Document section:
============================================================
Ah, I remember when I left my last workplace.

And they asked me how one of the access control integration features worked.

This was after I'd given them my "hand-over" time (chargeable because of the circumstances), during which they basically announced the intention to replace every system in the place with "their" systems. Which were universally just off-the-shelf products, in their default configs, losing almost all the features I'd had requested over the years and which the company were now reliant on, and each replacement system cost about 2-3 times more than the purchase price of the kit they were replacing, not counting their ongoing annual licence fees, etc. Oh, and with consultancy fees on top. If they'd had that kind of money available for projects when I was there, maybe they wouldn't be saying goodbye to me after 5+ years...

Well, I wrote the part that does that useful feature you demand, but which you couldn't find on the software feature list of your white-box, off-the-shelf junk that costs twice as much. Yep, it does basically what this story says - pulls in from AD, correlates with access control, does some jiggerypokery based on a number of complex company-specific conditions that you can't select in the interface, and then changes entries to make it all work automatically and seamlessly. A handful of SQL combined with a bit of scripting, but it worked.

Their techies didn't know how to support it.

Their engineers couldn't understand it (and, hell, it was only SQL and a script, come on!)

Their consultants couldn't match it.

They talked to the manufacturers of the system. A model that could do that existed, but required complete replacement of the whole system and software upgrades for everything, and didn't really work the same (I know, because I'd wrote integration scripts for that too), and was basically the same scripting in a prettier interface.

Then they talked to the access control people we used until they took over (who they were supplanting with their own contractors), the same people who put it in the original system and supported it. Guess what they told them?
============================================================
To be done:
(1) According to the workplace anecdote, how much did each replacement system cost compared with the purchase price of the kit it replaced?
(2) From the workplace anecdote, extract the stretch from "This was after" through "after 5+ years...".
(3) Translate this sentence from the workplace anecdote into Spanish: "Their techies didn't know how to support it."

Rows:
============================================================
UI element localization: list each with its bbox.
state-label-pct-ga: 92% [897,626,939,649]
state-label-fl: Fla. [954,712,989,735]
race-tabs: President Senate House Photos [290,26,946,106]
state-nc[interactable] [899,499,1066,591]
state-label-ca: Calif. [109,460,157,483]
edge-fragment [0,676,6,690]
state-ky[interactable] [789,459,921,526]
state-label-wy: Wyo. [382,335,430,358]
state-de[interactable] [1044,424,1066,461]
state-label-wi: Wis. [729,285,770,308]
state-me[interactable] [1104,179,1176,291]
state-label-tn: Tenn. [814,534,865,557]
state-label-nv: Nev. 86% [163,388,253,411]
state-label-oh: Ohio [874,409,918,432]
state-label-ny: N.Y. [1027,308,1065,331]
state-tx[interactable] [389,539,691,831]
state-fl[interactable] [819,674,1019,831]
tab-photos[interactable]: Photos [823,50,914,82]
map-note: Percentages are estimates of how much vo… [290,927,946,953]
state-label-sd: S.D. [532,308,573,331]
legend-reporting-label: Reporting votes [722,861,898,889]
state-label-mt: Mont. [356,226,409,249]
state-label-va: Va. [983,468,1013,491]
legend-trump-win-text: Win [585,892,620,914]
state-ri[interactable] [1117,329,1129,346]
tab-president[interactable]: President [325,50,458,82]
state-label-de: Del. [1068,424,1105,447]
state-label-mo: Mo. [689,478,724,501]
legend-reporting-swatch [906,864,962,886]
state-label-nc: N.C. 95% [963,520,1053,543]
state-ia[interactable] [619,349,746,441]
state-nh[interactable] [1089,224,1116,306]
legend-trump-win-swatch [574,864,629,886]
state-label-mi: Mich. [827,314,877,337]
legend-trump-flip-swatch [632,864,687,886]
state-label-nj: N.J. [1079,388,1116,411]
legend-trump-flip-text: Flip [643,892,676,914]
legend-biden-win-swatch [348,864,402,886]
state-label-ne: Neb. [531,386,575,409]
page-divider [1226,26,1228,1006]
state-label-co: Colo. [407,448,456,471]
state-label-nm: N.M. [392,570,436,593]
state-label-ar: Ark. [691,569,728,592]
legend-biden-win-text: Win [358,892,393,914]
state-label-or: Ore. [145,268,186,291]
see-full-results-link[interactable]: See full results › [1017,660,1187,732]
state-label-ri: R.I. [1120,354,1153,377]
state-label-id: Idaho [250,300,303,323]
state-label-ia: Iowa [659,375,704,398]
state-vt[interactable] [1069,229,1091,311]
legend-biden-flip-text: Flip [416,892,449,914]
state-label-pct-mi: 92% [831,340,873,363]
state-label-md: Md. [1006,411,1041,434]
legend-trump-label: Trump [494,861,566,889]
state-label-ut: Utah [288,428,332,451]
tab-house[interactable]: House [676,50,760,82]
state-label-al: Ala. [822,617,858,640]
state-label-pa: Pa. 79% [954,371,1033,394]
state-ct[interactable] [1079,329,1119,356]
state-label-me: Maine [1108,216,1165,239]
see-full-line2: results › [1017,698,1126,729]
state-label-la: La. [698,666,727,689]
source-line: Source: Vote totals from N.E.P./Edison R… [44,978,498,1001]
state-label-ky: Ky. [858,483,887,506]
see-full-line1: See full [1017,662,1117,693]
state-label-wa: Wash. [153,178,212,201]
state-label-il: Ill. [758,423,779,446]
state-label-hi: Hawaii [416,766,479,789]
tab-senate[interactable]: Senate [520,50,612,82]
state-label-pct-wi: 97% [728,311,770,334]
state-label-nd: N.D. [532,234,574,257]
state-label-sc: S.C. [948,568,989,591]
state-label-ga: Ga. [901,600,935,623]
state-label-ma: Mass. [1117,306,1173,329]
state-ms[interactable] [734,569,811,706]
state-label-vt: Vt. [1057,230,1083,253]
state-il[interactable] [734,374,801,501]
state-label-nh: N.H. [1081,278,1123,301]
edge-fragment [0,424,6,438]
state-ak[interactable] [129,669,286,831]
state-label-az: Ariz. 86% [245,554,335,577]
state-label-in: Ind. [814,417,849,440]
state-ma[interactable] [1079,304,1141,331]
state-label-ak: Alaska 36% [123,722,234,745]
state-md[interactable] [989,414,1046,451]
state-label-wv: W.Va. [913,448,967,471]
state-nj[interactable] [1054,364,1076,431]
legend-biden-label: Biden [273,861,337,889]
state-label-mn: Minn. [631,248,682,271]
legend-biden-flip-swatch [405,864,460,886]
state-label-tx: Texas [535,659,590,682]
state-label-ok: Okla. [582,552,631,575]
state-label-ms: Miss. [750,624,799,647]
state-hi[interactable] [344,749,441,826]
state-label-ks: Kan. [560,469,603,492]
============================================================
Results of the exercise:
(1) About 2-3 times more.

(2)
This was after I'd given them my "hand-over" time (chargeable because of the circumstances), during which they basically announced the intention to replace every system in the place with "their" systems. Which were universally just off-the-shelf products, in their default configs, losing almost all the features I'd had requested over the years and which the company were now reliant on, and each replacement system cost about 2-3 times more than the purchase price of the kit they were replacing, not counting their ongoing annual licence fees, etc. Oh, and with consultancy fees on top. If they'd had that kind of money available for projects when I was there, maybe they wouldn't be saying goodbye to me after 5+ years...

(3) Sus técnicos no sabían cómo darle soporte.